■ **Task statement**
Copy each line with the word "laughing" in it.

■ **Entries**
☆ ☆ ☆ ☆ ☆

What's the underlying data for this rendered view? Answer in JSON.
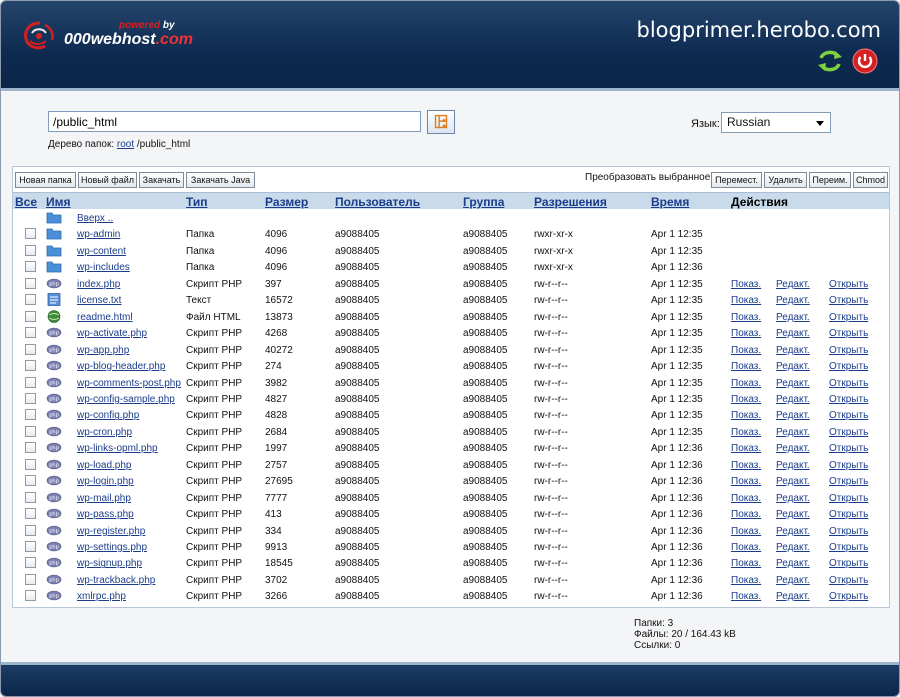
{
  "brand": {
    "powered": "powered",
    "by": "by",
    "name": "000webhost",
    "tld": ".com"
  },
  "site_title": "blogprimer.herobo.com",
  "path": {
    "value": "/public_html"
  },
  "tree": {
    "label": "Дерево папок:",
    "root": "root",
    "current": "/public_html"
  },
  "language": {
    "label": "Язык:",
    "value": "Russian"
  },
  "toolbar": {
    "new_folder": "Новая папка",
    "new_file": "Новый файл",
    "upload": "Закачать",
    "upload_java": "Закачать Java",
    "convert_label": "Преобразовать выбранное:",
    "move": "Перемест.",
    "delete": "Удалить",
    "rename": "Переим.",
    "chmod": "Chmod"
  },
  "columns": {
    "all": "Все",
    "name": "Имя",
    "type": "Тип",
    "size": "Размер",
    "user": "Пользователь",
    "group": "Группа",
    "perms": "Разрешения",
    "time": "Время",
    "actions": "Действия"
  },
  "up_label": "Вверх ..",
  "actions": {
    "show": "Показ.",
    "edit": "Редакт.",
    "open": "Открыть"
  },
  "files": [
    {
      "name": "wp-admin",
      "type": "Папка",
      "size": "4096",
      "user": "a9088405",
      "group": "a9088405",
      "perms": "rwxr-xr-x",
      "time": "Apr 1 12:35",
      "icon": "folder"
    },
    {
      "name": "wp-content",
      "type": "Папка",
      "size": "4096",
      "user": "a9088405",
      "group": "a9088405",
      "perms": "rwxr-xr-x",
      "time": "Apr 1 12:35",
      "icon": "folder"
    },
    {
      "name": "wp-includes",
      "type": "Папка",
      "size": "4096",
      "user": "a9088405",
      "group": "a9088405",
      "perms": "rwxr-xr-x",
      "time": "Apr 1 12:36",
      "icon": "folder"
    },
    {
      "name": "index.php",
      "type": "Скрипт PHP",
      "size": "397",
      "user": "a9088405",
      "group": "a9088405",
      "perms": "rw-r--r--",
      "time": "Apr 1 12:35",
      "icon": "php"
    },
    {
      "name": "license.txt",
      "type": "Текст",
      "size": "16572",
      "user": "a9088405",
      "group": "a9088405",
      "perms": "rw-r--r--",
      "time": "Apr 1 12:35",
      "icon": "text"
    },
    {
      "name": "readme.html",
      "type": "Файл HTML",
      "size": "13873",
      "user": "a9088405",
      "group": "a9088405",
      "perms": "rw-r--r--",
      "time": "Apr 1 12:35",
      "icon": "html"
    },
    {
      "name": "wp-activate.php",
      "type": "Скрипт PHP",
      "size": "4268",
      "user": "a9088405",
      "group": "a9088405",
      "perms": "rw-r--r--",
      "time": "Apr 1 12:35",
      "icon": "php"
    },
    {
      "name": "wp-app.php",
      "type": "Скрипт PHP",
      "size": "40272",
      "user": "a9088405",
      "group": "a9088405",
      "perms": "rw-r--r--",
      "time": "Apr 1 12:35",
      "icon": "php"
    },
    {
      "name": "wp-blog-header.php",
      "type": "Скрипт PHP",
      "size": "274",
      "user": "a9088405",
      "group": "a9088405",
      "perms": "rw-r--r--",
      "time": "Apr 1 12:35",
      "icon": "php"
    },
    {
      "name": "wp-comments-post.php",
      "type": "Скрипт PHP",
      "size": "3982",
      "user": "a9088405",
      "group": "a9088405",
      "perms": "rw-r--r--",
      "time": "Apr 1 12:35",
      "icon": "php"
    },
    {
      "name": "wp-config-sample.php",
      "type": "Скрипт PHP",
      "size": "4827",
      "user": "a9088405",
      "group": "a9088405",
      "perms": "rw-r--r--",
      "time": "Apr 1 12:35",
      "icon": "php"
    },
    {
      "name": "wp-config.php",
      "type": "Скрипт PHP",
      "size": "4828",
      "user": "a9088405",
      "group": "a9088405",
      "perms": "rw-r--r--",
      "time": "Apr 1 12:35",
      "icon": "php"
    },
    {
      "name": "wp-cron.php",
      "type": "Скрипт PHP",
      "size": "2684",
      "user": "a9088405",
      "group": "a9088405",
      "perms": "rw-r--r--",
      "time": "Apr 1 12:35",
      "icon": "php"
    },
    {
      "name": "wp-links-opml.php",
      "type": "Скрипт PHP",
      "size": "1997",
      "user": "a9088405",
      "group": "a9088405",
      "perms": "rw-r--r--",
      "time": "Apr 1 12:36",
      "icon": "php"
    },
    {
      "name": "wp-load.php",
      "type": "Скрипт PHP",
      "size": "2757",
      "user": "a9088405",
      "group": "a9088405",
      "perms": "rw-r--r--",
      "time": "Apr 1 12:36",
      "icon": "php"
    },
    {
      "name": "wp-login.php",
      "type": "Скрипт PHP",
      "size": "27695",
      "user": "a9088405",
      "group": "a9088405",
      "perms": "rw-r--r--",
      "time": "Apr 1 12:36",
      "icon": "php"
    },
    {
      "name": "wp-mail.php",
      "type": "Скрипт PHP",
      "size": "7777",
      "user": "a9088405",
      "group": "a9088405",
      "perms": "rw-r--r--",
      "time": "Apr 1 12:36",
      "icon": "php"
    },
    {
      "name": "wp-pass.php",
      "type": "Скрипт PHP",
      "size": "413",
      "user": "a9088405",
      "group": "a9088405",
      "perms": "rw-r--r--",
      "time": "Apr 1 12:36",
      "icon": "php"
    },
    {
      "name": "wp-register.php",
      "type": "Скрипт PHP",
      "size": "334",
      "user": "a9088405",
      "group": "a9088405",
      "perms": "rw-r--r--",
      "time": "Apr 1 12:36",
      "icon": "php"
    },
    {
      "name": "wp-settings.php",
      "type": "Скрипт PHP",
      "size": "9913",
      "user": "a9088405",
      "group": "a9088405",
      "perms": "rw-r--r--",
      "time": "Apr 1 12:36",
      "icon": "php"
    },
    {
      "name": "wp-signup.php",
      "type": "Скрипт PHP",
      "size": "18545",
      "user": "a9088405",
      "group": "a9088405",
      "perms": "rw-r--r--",
      "time": "Apr 1 12:36",
      "icon": "php"
    },
    {
      "name": "wp-trackback.php",
      "type": "Скрипт PHP",
      "size": "3702",
      "user": "a9088405",
      "group": "a9088405",
      "perms": "rw-r--r--",
      "time": "Apr 1 12:36",
      "icon": "php"
    },
    {
      "name": "xmlrpc.php",
      "type": "Скрипт PHP",
      "size": "3266",
      "user": "a9088405",
      "group": "a9088405",
      "perms": "rw-r--r--",
      "time": "Apr 1 12:36",
      "icon": "php"
    }
  ],
  "stats": {
    "folders": "Папки: 3",
    "files": "Файлы: 20 / 164.43 kB",
    "links": "Ссылки: 0"
  },
  "colors": {
    "header": "#0e2a50",
    "table_head": "#c9dbeb",
    "link": "#1a3c8a",
    "accent_red": "#d42020"
  }
}
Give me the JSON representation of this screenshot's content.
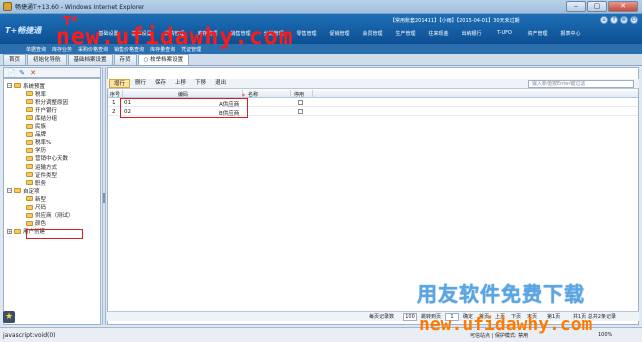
{
  "window": {
    "title": "畅捷通T+13.60 - Windows Internet Explorer",
    "min": "–",
    "max": "▢",
    "close": "✕"
  },
  "banner": {
    "logo": "T+畅捷通",
    "company": "【常用账套201411】【小雨】【2015-04-01】30天未过期",
    "menu": [
      "基础设置",
      "基础设置",
      "采购管理",
      "库存管理",
      "销售管理",
      "分销管理",
      "零售管理",
      "促销管理",
      "会员管理",
      "生产管理",
      "往来现金",
      "出纳银行",
      "T-UFO",
      "资产管理",
      "报表中心"
    ]
  },
  "quickstrip": [
    "单据查询",
    "库存业务",
    "采购价格查询",
    "销售价格查询",
    "库存量查询",
    "凭证管理"
  ],
  "tabs": [
    "首页",
    "初始化导航",
    "基础档案设置",
    "存货",
    "○ 枚举档案设置"
  ],
  "tree": {
    "toolbar": [
      "📄",
      "✎",
      "✕"
    ],
    "nodes": [
      {
        "label": "系统预置",
        "level": 0,
        "toggle": "−"
      },
      {
        "label": "税率",
        "level": 1
      },
      {
        "label": "积分调整原因",
        "level": 1
      },
      {
        "label": "开户银行",
        "level": 1
      },
      {
        "label": "库结分组",
        "level": 1
      },
      {
        "label": "民族",
        "level": 1
      },
      {
        "label": "品牌",
        "level": 1
      },
      {
        "label": "税率%",
        "level": 1
      },
      {
        "label": "学历",
        "level": 1
      },
      {
        "label": "营销中心天数",
        "level": 1
      },
      {
        "label": "运输方式",
        "level": 1
      },
      {
        "label": "证件类型",
        "level": 1
      },
      {
        "label": "职务",
        "level": 1
      },
      {
        "label": "自定项",
        "level": 0,
        "toggle": "−"
      },
      {
        "label": "新型",
        "level": 1
      },
      {
        "label": "尺码",
        "level": 1
      },
      {
        "label": "供应商（测试）",
        "level": 1
      },
      {
        "label": "颜色",
        "level": 1
      },
      {
        "label": "用户创建",
        "level": 0,
        "toggle": "+"
      }
    ]
  },
  "actions": [
    "增行",
    "删行",
    "保存",
    "上移",
    "下移",
    "退出"
  ],
  "search": {
    "placeholder": "输入新值按Enter键过滤"
  },
  "grid": {
    "headers": [
      "序号",
      "编码",
      "名称",
      "停用"
    ],
    "rows": [
      {
        "seq": "1",
        "code": "01",
        "name": "A供应商"
      },
      {
        "seq": "2",
        "code": "02",
        "name": "B供应商"
      }
    ]
  },
  "pager": {
    "per_page_label": "每页记录数",
    "per_page": "100",
    "jump_label": "跳转到页",
    "jump_value": "1",
    "ok": "确定",
    "first": "首页",
    "prev": "上页",
    "next": "下页",
    "last": "末页",
    "current": "第1页",
    "total": "共1页 总共2条记录"
  },
  "status": {
    "url": "javascript:void(0)",
    "zone": "可信站点 | 保护模式: 禁用",
    "zoom": "100%"
  },
  "watermark": {
    "top": "new.ufidawhy.com",
    "top_mark": "T*",
    "bottom_cn": "用友软件免费下载",
    "bottom_url": "new.ufidawhy.com"
  }
}
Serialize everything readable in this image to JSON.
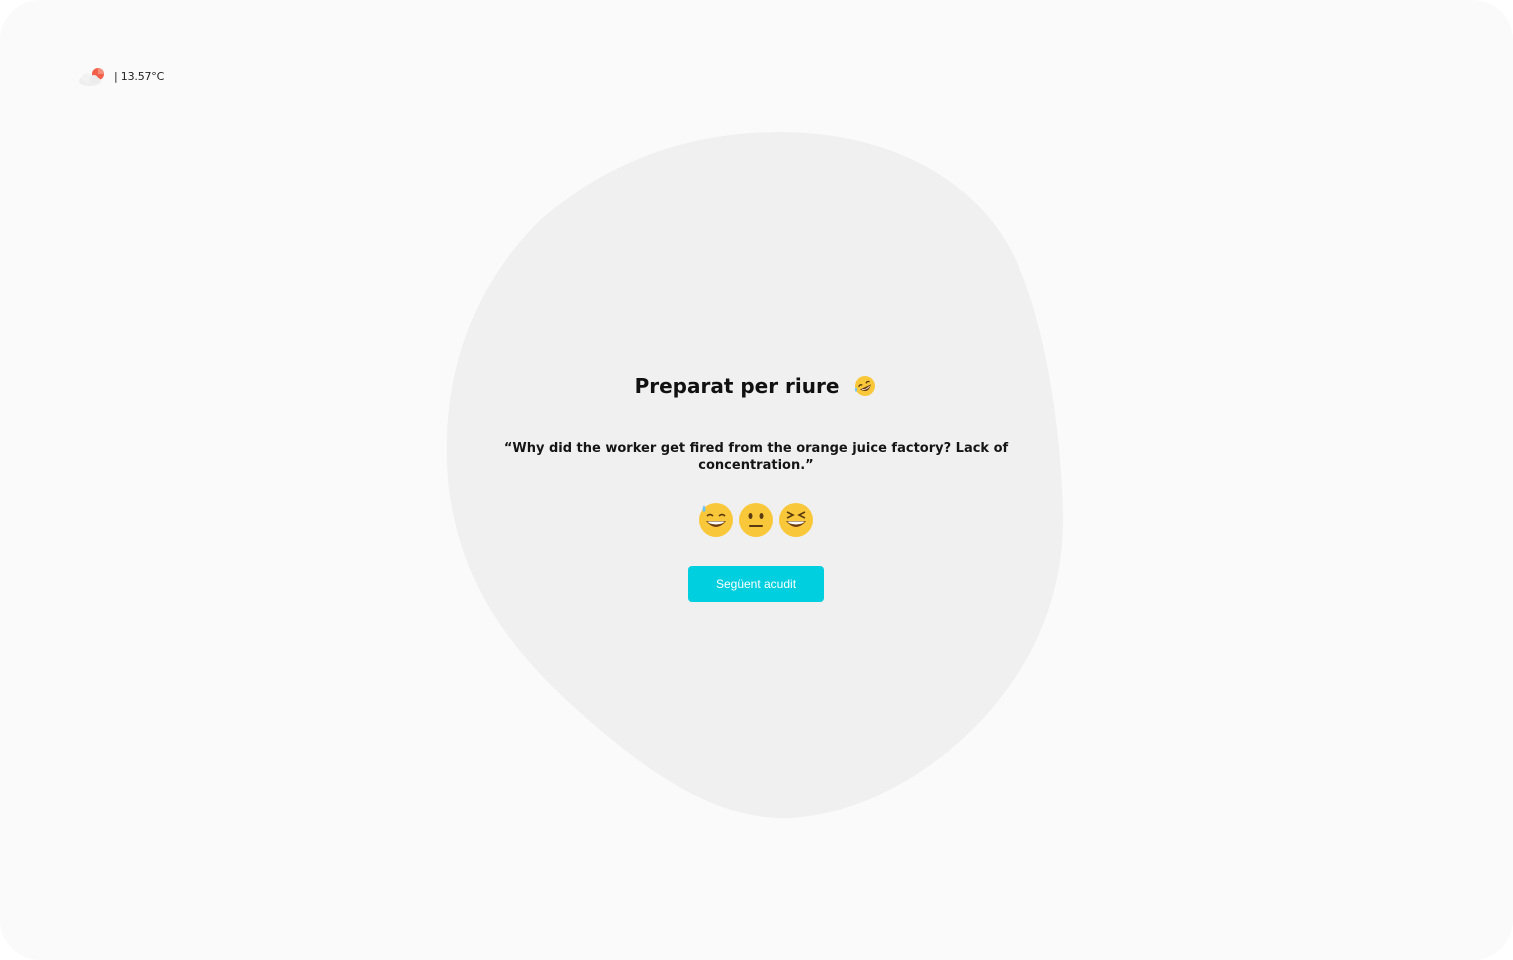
{
  "weather": {
    "icon": "cloud-sun-icon",
    "temperature": "| 13.57°C"
  },
  "card": {
    "title": "Preparat per riure",
    "title_icon": "rolling-on-floor-laughing-emoji",
    "joke": "“Why did the worker get fired from the orange juice factory? Lack of concentration.”"
  },
  "reactions": [
    {
      "icon": "grinning-sweat-emoji"
    },
    {
      "icon": "neutral-face-emoji"
    },
    {
      "icon": "squinting-laughing-emoji"
    }
  ],
  "next_button": {
    "label": "Següent acudit",
    "color": "#00cfe0"
  },
  "colors": {
    "background": "#fafafa",
    "blob": "#f0f0f0"
  }
}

☆ ☆ ☆ ☆ ☆

■ **Correct answer**
    "title_icon": "rolling-on-floor-laughing-emoji",
      "icon": "squinting-laughing-emoji"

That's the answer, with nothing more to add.